--- begin THE RECORDS ---

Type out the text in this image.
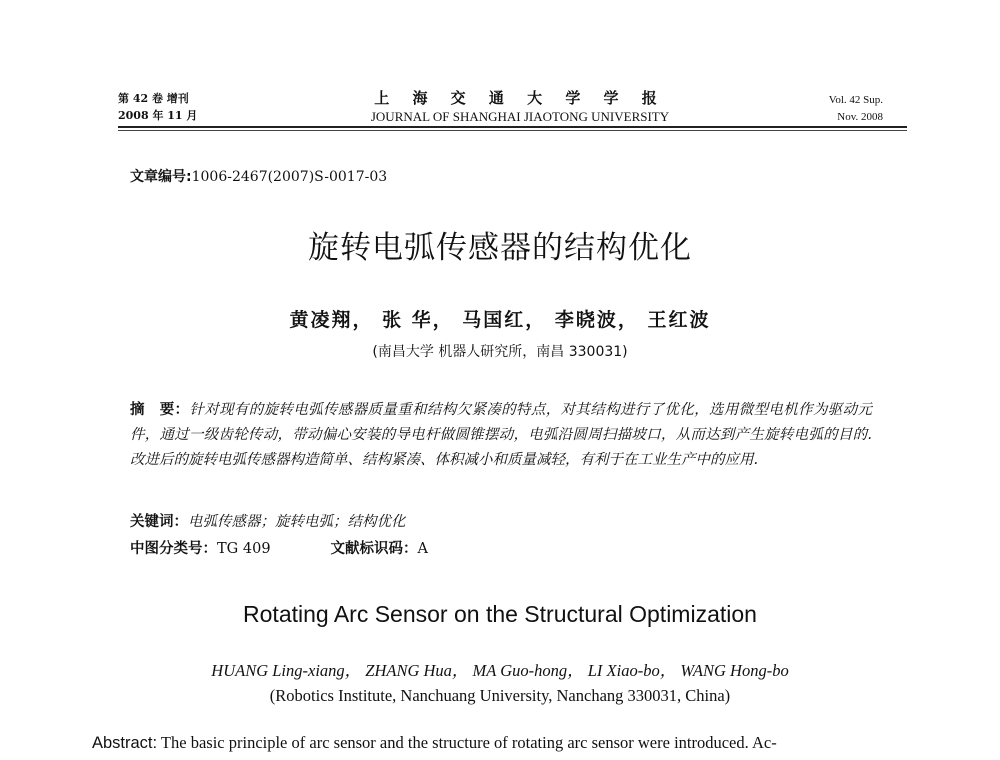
第 42 卷 增刊
2008 年 11 月
上 海 交 通 大 学 学 报
JOURNAL OF SHANGHAI JIAOTONG UNIVERSITY
Vol. 42 Sup.
Nov. 2008
文章编号:1006-2467(2007)S-0017-03
旋转电弧传感器的结构优化
黄凌翔， 张 华， 马国红， 李晓波， 王红波
(南昌大学 机器人研究所，南昌 330031)
摘　要：针对现有的旋转电弧传感器质量重和结构欠紧凑的特点，对其结构进行了优化，选用微型电机作为驱动元件，通过一级齿轮传动，带动偏心安装的导电杆做圆锥摆动，电弧沿圆周扫描坡口，从而达到产生旋转电弧的目的. 改进后的旋转电弧传感器构造简单、结构紧凑、体积减小和质量减轻，有利于在工业生产中的应用.
关键词：电弧传感器；旋转电弧；结构优化
中图分类号：TG 409	文献标识码：A
Rotating Arc Sensor on the Structural Optimization
HUANG Ling-xiang， ZHANG Hua， MA Guo-hong， LI Xiao-bo， WANG Hong-bo
(Robotics Institute, Nanchuang University, Nanchang 330031, China)
Abstract: The basic principle of arc sensor and the structure of rotating arc sensor were introduced. Ac-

--- end THE RECORDS ---

**PROMPT:** Copy the entries exactly. Leave out the images.

**OUTPUT FOR THIS TASK:**
Type out the text in this image.
第 42 卷 增刊
2008 年 11 月
上 海 交 通 大 学 学 报
JOURNAL OF SHANGHAI JIAOTONG UNIVERSITY
Vol. 42 Sup.
Nov. 2008
文章编号:1006-2467(2007)S-0017-03
旋转电弧传感器的结构优化
黄凌翔， 张 华， 马国红， 李晓波， 王红波
(南昌大学 机器人研究所，南昌 330031)
摘　要：针对现有的旋转电弧传感器质量重和结构欠紧凑的特点，对其结构进行了优化，选用微型电机作为驱动元件，通过一级齿轮传动，带动偏心安装的导电杆做圆锥摆动，电弧沿圆周扫描坡口，从而达到产生旋转电弧的目的. 改进后的旋转电弧传感器构造简单、结构紧凑、体积减小和质量减轻，有利于在工业生产中的应用.
关键词：电弧传感器；旋转电弧；结构优化
中图分类号：TG 409	文献标识码：A
Rotating Arc Sensor on the Structural Optimization
HUANG Ling-xiang， ZHANG Hua， MA Guo-hong， LI Xiao-bo， WANG Hong-bo
(Robotics Institute, Nanchuang University, Nanchang 330031, China)
Abstract: The basic principle of arc sensor and the structure of rotating arc sensor were introduced. Ac-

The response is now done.